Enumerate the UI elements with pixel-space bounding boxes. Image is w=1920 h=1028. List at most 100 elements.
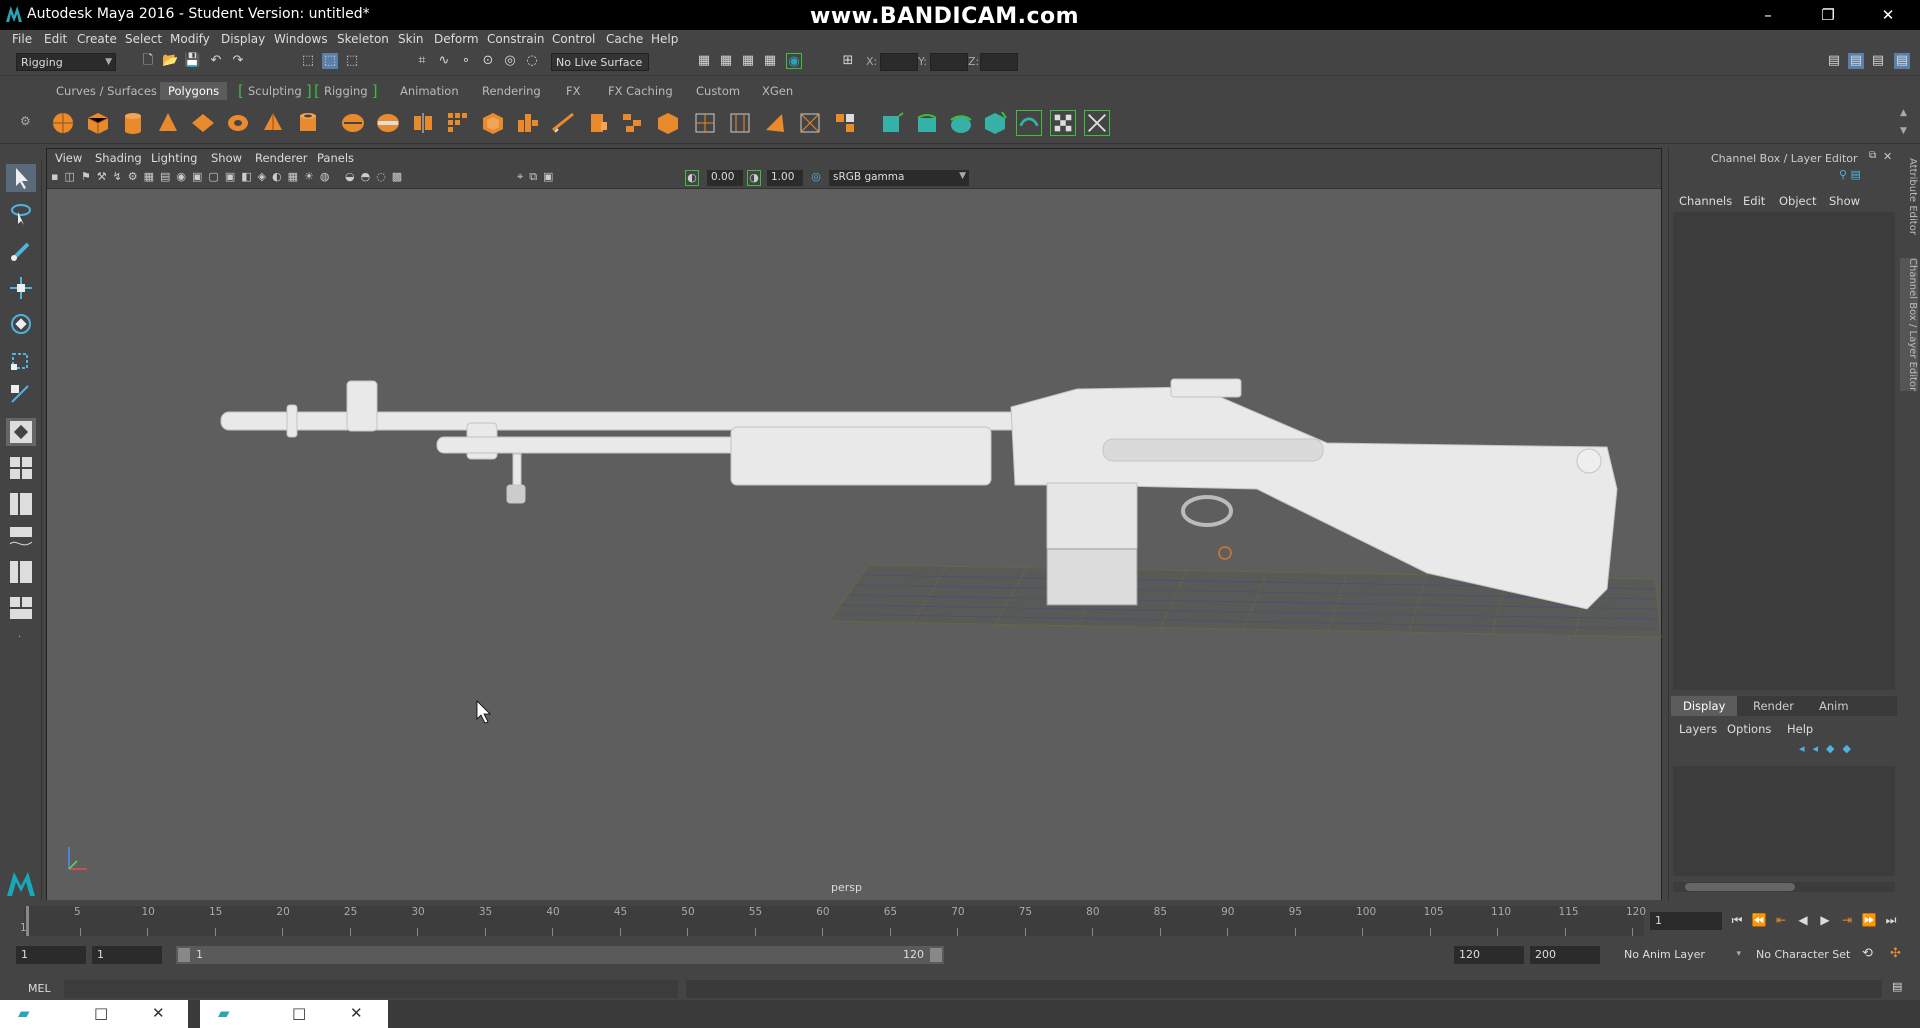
menu-help[interactable]: Help (651, 32, 678, 46)
taskbar-maya-window-1[interactable]: ▰ □ ✕ (0, 1000, 188, 1028)
x-coordinate-field[interactable] (880, 53, 918, 71)
persp-outliner-layout-icon[interactable] (6, 490, 36, 518)
shelf-tab-fx[interactable]: FX (558, 82, 589, 100)
go-to-end-icon[interactable]: ⏭ (1882, 912, 1900, 928)
cb-menu-show[interactable]: Show (1829, 194, 1860, 208)
persp-graph-layout-icon[interactable] (6, 524, 36, 552)
layer-action-icons[interactable]: ◂◂◆◆ (1799, 742, 1889, 756)
menu-edit[interactable]: Edit (44, 32, 67, 46)
float-panel-icon[interactable]: ⧉ (1869, 150, 1876, 161)
bridge-icon[interactable] (550, 110, 576, 136)
step-forward-key-icon[interactable]: ⏩ (1860, 912, 1878, 928)
uv-editor-icon[interactable] (1016, 110, 1042, 136)
modeling-toolkit-icon[interactable]: ▤ (1826, 53, 1842, 69)
new-scene-icon[interactable]: 🗋 (140, 53, 156, 69)
paint-select-tool-icon[interactable] (6, 236, 36, 264)
layer-list[interactable] (1673, 766, 1895, 876)
layer-scrollbar-thumb[interactable] (1685, 883, 1795, 891)
offset-edge-loop-icon[interactable] (727, 110, 753, 136)
channel-box-toggle-icon[interactable]: ▤ (1894, 53, 1910, 69)
toolbox-more-icon[interactable]: · (18, 632, 21, 643)
separate-icon[interactable] (375, 110, 401, 136)
open-scene-icon[interactable]: 📂 (162, 53, 178, 69)
gamma-field[interactable]: 1.00 (767, 170, 803, 186)
ipr-render-icon[interactable]: ▦ (740, 53, 756, 69)
step-back-key-icon[interactable]: ⏪ (1750, 912, 1768, 928)
combine-icon[interactable] (340, 110, 366, 136)
multi-cut-icon[interactable] (620, 110, 646, 136)
append-polygon-icon[interactable] (762, 110, 788, 136)
layer-tab-display[interactable]: Display (1671, 696, 1738, 716)
channel-list[interactable] (1673, 212, 1895, 690)
shelf-tab-animation[interactable]: Animation (392, 82, 467, 100)
cb-menu-channels[interactable]: Channels (1679, 194, 1732, 208)
poly-torus-icon[interactable] (225, 110, 251, 136)
current-time-indicator[interactable] (26, 906, 29, 936)
shelf-tab-fx-caching[interactable]: FX Caching (600, 82, 681, 100)
menu-windows[interactable]: Windows (274, 32, 328, 46)
menu-select[interactable]: Select (125, 32, 162, 46)
undo-icon[interactable]: ↶ (208, 53, 224, 69)
taskbar-restore-icon[interactable]: □ (292, 1004, 306, 1022)
animation-preferences-icon[interactable]: ✣ (1890, 946, 1908, 964)
shelf-tab-xgen[interactable]: XGen (754, 82, 801, 100)
start-time-field[interactable]: 1 (16, 946, 86, 964)
insert-edge-loop-icon[interactable] (692, 110, 718, 136)
snap-grid-icon[interactable]: ⌗ (414, 53, 430, 69)
channel-box-side-tab[interactable]: Channel Box / Layer Editor (1900, 258, 1918, 392)
scale-tool-icon[interactable] (6, 346, 36, 374)
move-tool-icon[interactable] (6, 274, 36, 302)
poly-sphere-icon[interactable] (50, 110, 76, 136)
automatic-mapping-icon[interactable] (982, 110, 1008, 136)
tool-settings-toggle-icon[interactable]: ▤ (1870, 53, 1886, 69)
gamma-toggle-icon[interactable]: ◑ (747, 170, 761, 186)
snap-curve-icon[interactable]: ∿ (436, 53, 452, 69)
hypershade-layout-icon[interactable] (6, 558, 36, 586)
shelf-tab-polygons[interactable]: Polygons (160, 82, 228, 100)
outliner-persp-layout-icon[interactable] (6, 594, 36, 622)
lasso-tool-icon[interactable] (6, 200, 36, 228)
menu-cache[interactable]: Cache (606, 32, 643, 46)
y-coordinate-field[interactable] (930, 53, 968, 71)
step-back-frame-icon[interactable]: ⇤ (1772, 912, 1790, 928)
script-editor-icon[interactable]: ▤ (1892, 980, 1910, 998)
last-tool-icon[interactable] (6, 380, 36, 408)
snap-point-icon[interactable]: ∘ (458, 53, 474, 69)
checker-map-icon[interactable] (1050, 110, 1076, 136)
taskbar-restore-icon[interactable]: □ (94, 1004, 108, 1022)
cb-menu-edit[interactable]: Edit (1743, 194, 1765, 208)
close-panel-icon[interactable]: ✕ (1883, 150, 1892, 163)
shelf-menu-icon[interactable]: ⚙ (20, 114, 34, 128)
shelf-tab-rigging[interactable]: Rigging (314, 82, 377, 100)
layer-menu-options[interactable]: Options (1727, 722, 1771, 736)
channel-box-tool-icons[interactable]: ⚲ ▤ (1839, 168, 1879, 182)
snap-surface-icon[interactable]: ◎ (502, 53, 518, 69)
range-end-handle[interactable] (930, 948, 942, 962)
layer-tab-render[interactable]: Render (1741, 696, 1806, 716)
planar-mapping-icon[interactable] (880, 110, 906, 136)
play-backwards-icon[interactable]: ◀ (1794, 912, 1812, 928)
cylindrical-mapping-icon[interactable] (914, 110, 940, 136)
poly-cube-icon[interactable] (85, 110, 111, 136)
time-ruler[interactable]: 1 5 10 15 20 25 30 35 40 45 50 55 60 65 70 75 80 85 90 95 10… (20, 906, 1646, 936)
poly-cone-icon[interactable] (155, 110, 181, 136)
spherical-mapping-icon[interactable] (948, 110, 974, 136)
shelf-tab-curves-surfaces[interactable]: Curves / Surfaces (48, 82, 165, 100)
viewport-menu-shading[interactable]: Shading (95, 151, 142, 165)
go-to-start-icon[interactable]: ⏮ (1728, 912, 1746, 928)
taskbar-maya-window-2[interactable]: ▰ □ ✕ (200, 1000, 388, 1028)
shelf-scroll-down-icon[interactable]: ▼ (1900, 126, 1907, 136)
redo-icon[interactable]: ↷ (230, 53, 246, 69)
snap-curve-point-icon[interactable]: ◌ (524, 53, 540, 69)
viewport-menu-show[interactable]: Show (211, 151, 242, 165)
character-set-dropdown[interactable]: No Character Set (1752, 946, 1856, 964)
layer-tab-anim[interactable]: Anim (1807, 696, 1861, 716)
viewport-menu-lighting[interactable]: Lighting (151, 151, 197, 165)
render-current-frame-icon[interactable]: ▦ (718, 53, 734, 69)
taskbar-close-icon[interactable]: ✕ (350, 1004, 363, 1022)
taskbar-close-icon[interactable]: ✕ (152, 1004, 165, 1022)
perspective-viewport[interactable]: View Shading Lighting Show Renderer Pane… (46, 148, 1662, 901)
viewport-menu-view[interactable]: View (55, 151, 82, 165)
quad-draw-icon[interactable] (832, 110, 858, 136)
object-relative-icon[interactable]: ⊞ (840, 53, 856, 69)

(Task): Reproduce the listing above with each "interactable" swapped for "clickable" and everything else unchanged. Omit the picture from your answer.

(Solution):
Enumerate the UI elements with pixel-space bounding boxes. Image is w=1920 h=1028. List at most 100 elements.
menu-help[clickable]: Help (651, 32, 678, 46)
taskbar-maya-window-1[clickable]: ▰ □ ✕ (0, 1000, 188, 1028)
x-coordinate-field[clickable] (880, 53, 918, 71)
persp-outliner-layout-icon[clickable] (6, 490, 36, 518)
shelf-tab-fx[clickable]: FX (558, 82, 589, 100)
go-to-end-icon[clickable]: ⏭ (1882, 912, 1900, 928)
cb-menu-show[clickable]: Show (1829, 194, 1860, 208)
persp-graph-layout-icon[clickable] (6, 524, 36, 552)
layer-action-icons[clickable]: ◂◂◆◆ (1799, 742, 1889, 756)
menu-edit[clickable]: Edit (44, 32, 67, 46)
float-panel-icon[clickable]: ⧉ (1869, 150, 1876, 161)
bridge-icon[clickable] (550, 110, 576, 136)
step-forward-key-icon[clickable]: ⏩ (1860, 912, 1878, 928)
uv-editor-icon[clickable] (1016, 110, 1042, 136)
modeling-toolkit-icon[clickable]: ▤ (1826, 53, 1842, 69)
new-scene-icon[clickable]: 🗋 (140, 53, 156, 69)
paint-select-tool-icon[clickable] (6, 236, 36, 264)
layer-list[clickable] (1673, 766, 1895, 876)
layer-scrollbar-thumb[clickable] (1685, 883, 1795, 891)
offset-edge-loop-icon[clickable] (727, 110, 753, 136)
channel-box-toggle-icon[clickable]: ▤ (1894, 53, 1910, 69)
toolbox-more-icon[clickable]: · (18, 632, 21, 643)
separate-icon[clickable] (375, 110, 401, 136)
open-scene-icon[clickable]: 📂 (162, 53, 178, 69)
gamma-field[clickable]: 1.00 (767, 170, 803, 186)
ipr-render-icon[clickable]: ▦ (740, 53, 756, 69)
step-back-key-icon[clickable]: ⏪ (1750, 912, 1768, 928)
combine-icon[clickable] (340, 110, 366, 136)
multi-cut-icon[clickable] (620, 110, 646, 136)
append-polygon-icon[clickable] (762, 110, 788, 136)
layer-tab-display[clickable]: Display (1671, 696, 1738, 716)
channel-list[clickable] (1673, 212, 1895, 690)
shelf-tab-animation[clickable]: Animation (392, 82, 467, 100)
cb-menu-channels[clickable]: Channels (1679, 194, 1732, 208)
poly-torus-icon[clickable] (225, 110, 251, 136)
current-time-indicator[clickable] (26, 906, 29, 936)
shelf-tab-fx-caching[clickable]: FX Caching (600, 82, 681, 100)
menu-windows[clickable]: Windows (274, 32, 328, 46)
menu-select[clickable]: Select (125, 32, 162, 46)
undo-icon[clickable]: ↶ (208, 53, 224, 69)
taskbar-restore-icon[clickable]: □ (292, 1004, 306, 1022)
animation-preferences-icon[clickable]: ✣ (1890, 946, 1908, 964)
shelf-tab-xgen[clickable]: XGen (754, 82, 801, 100)
start-time-field[clickable]: 1 (16, 946, 86, 964)
insert-edge-loop-icon[clickable] (692, 110, 718, 136)
snap-grid-icon[clickable]: ⌗ (414, 53, 430, 69)
channel-box-side-tab[clickable]: Channel Box / Layer Editor (1900, 258, 1918, 392)
scale-tool-icon[clickable] (6, 346, 36, 374)
move-tool-icon[clickable] (6, 274, 36, 302)
poly-sphere-icon[clickable] (50, 110, 76, 136)
automatic-mapping-icon[clickable] (982, 110, 1008, 136)
tool-settings-toggle-icon[clickable]: ▤ (1870, 53, 1886, 69)
gamma-toggle-icon[clickable]: ◑ (747, 170, 761, 186)
snap-curve-icon[clickable]: ∿ (436, 53, 452, 69)
hypershade-layout-icon[clickable] (6, 558, 36, 586)
shelf-tab-polygons[clickable]: Polygons (160, 82, 228, 100)
outliner-persp-layout-icon[clickable] (6, 594, 36, 622)
lasso-tool-icon[clickable] (6, 200, 36, 228)
menu-cache[clickable]: Cache (606, 32, 643, 46)
y-coordinate-field[clickable] (930, 53, 968, 71)
step-back-frame-icon[clickable]: ⇤ (1772, 912, 1790, 928)
script-editor-icon[clickable]: ▤ (1892, 980, 1910, 998)
last-tool-icon[clickable] (6, 380, 36, 408)
snap-point-icon[clickable]: ∘ (458, 53, 474, 69)
checker-map-icon[clickable] (1050, 110, 1076, 136)
taskbar-restore-icon[clickable]: □ (94, 1004, 108, 1022)
cb-menu-edit[clickable]: Edit (1743, 194, 1765, 208)
close-panel-icon[clickable]: ✕ (1883, 150, 1892, 163)
shelf-menu-icon[clickable]: ⚙ (20, 114, 34, 128)
shelf-tab-rigging[clickable]: Rigging (314, 82, 377, 100)
layer-menu-options[clickable]: Options (1727, 722, 1771, 736)
channel-box-tool-icons[clickable]: ⚲ ▤ (1839, 168, 1879, 182)
snap-surface-icon[clickable]: ◎ (502, 53, 518, 69)
range-end-handle[clickable] (930, 948, 942, 962)
layer-tab-render[clickable]: Render (1741, 696, 1806, 716)
planar-mapping-icon[clickable] (880, 110, 906, 136)
play-backwards-icon[clickable]: ◀ (1794, 912, 1812, 928)
cylindrical-mapping-icon[clickable] (914, 110, 940, 136)
poly-cube-icon[clickable] (85, 110, 111, 136)
time-ruler[clickable]: 1 5 10 15 20 25 30 35 40 45 50 55 60 65 70 75 80 85 90 95 10… (20, 906, 1646, 936)
poly-cone-icon[clickable] (155, 110, 181, 136)
spherical-mapping-icon[clickable] (948, 110, 974, 136)
shelf-tab-curves-surfaces[clickable]: Curves / Surfaces (48, 82, 165, 100)
viewport-menu-shading[clickable]: Shading (95, 151, 142, 165)
go-to-start-icon[clickable]: ⏮ (1728, 912, 1746, 928)
taskbar-maya-window-2[clickable]: ▰ □ ✕ (200, 1000, 388, 1028)
shelf-scroll-down-icon[clickable]: ▼ (1900, 126, 1907, 136)
redo-icon[clickable]: ↷ (230, 53, 246, 69)
snap-curve-point-icon[clickable]: ◌ (524, 53, 540, 69)
viewport-menu-show[clickable]: Show (211, 151, 242, 165)
character-set-dropdown[clickable]: No Character Set (1752, 946, 1856, 964)
layer-tab-anim[clickable]: Anim (1807, 696, 1861, 716)
viewport-menu-lighting[clickable]: Lighting (151, 151, 197, 165)
render-current-frame-icon[clickable]: ▦ (718, 53, 734, 69)
taskbar-close-icon[clickable]: ✕ (350, 1004, 363, 1022)
taskbar-close-icon[clickable]: ✕ (152, 1004, 165, 1022)
perspective-viewport[clickable]: View Shading Lighting Show Renderer Pane… (46, 148, 1662, 901)
viewport-menu-view[clickable]: View (55, 151, 82, 165)
quad-draw-icon[clickable] (832, 110, 858, 136)
object-relative-icon[clickable]: ⊞ (840, 53, 856, 69)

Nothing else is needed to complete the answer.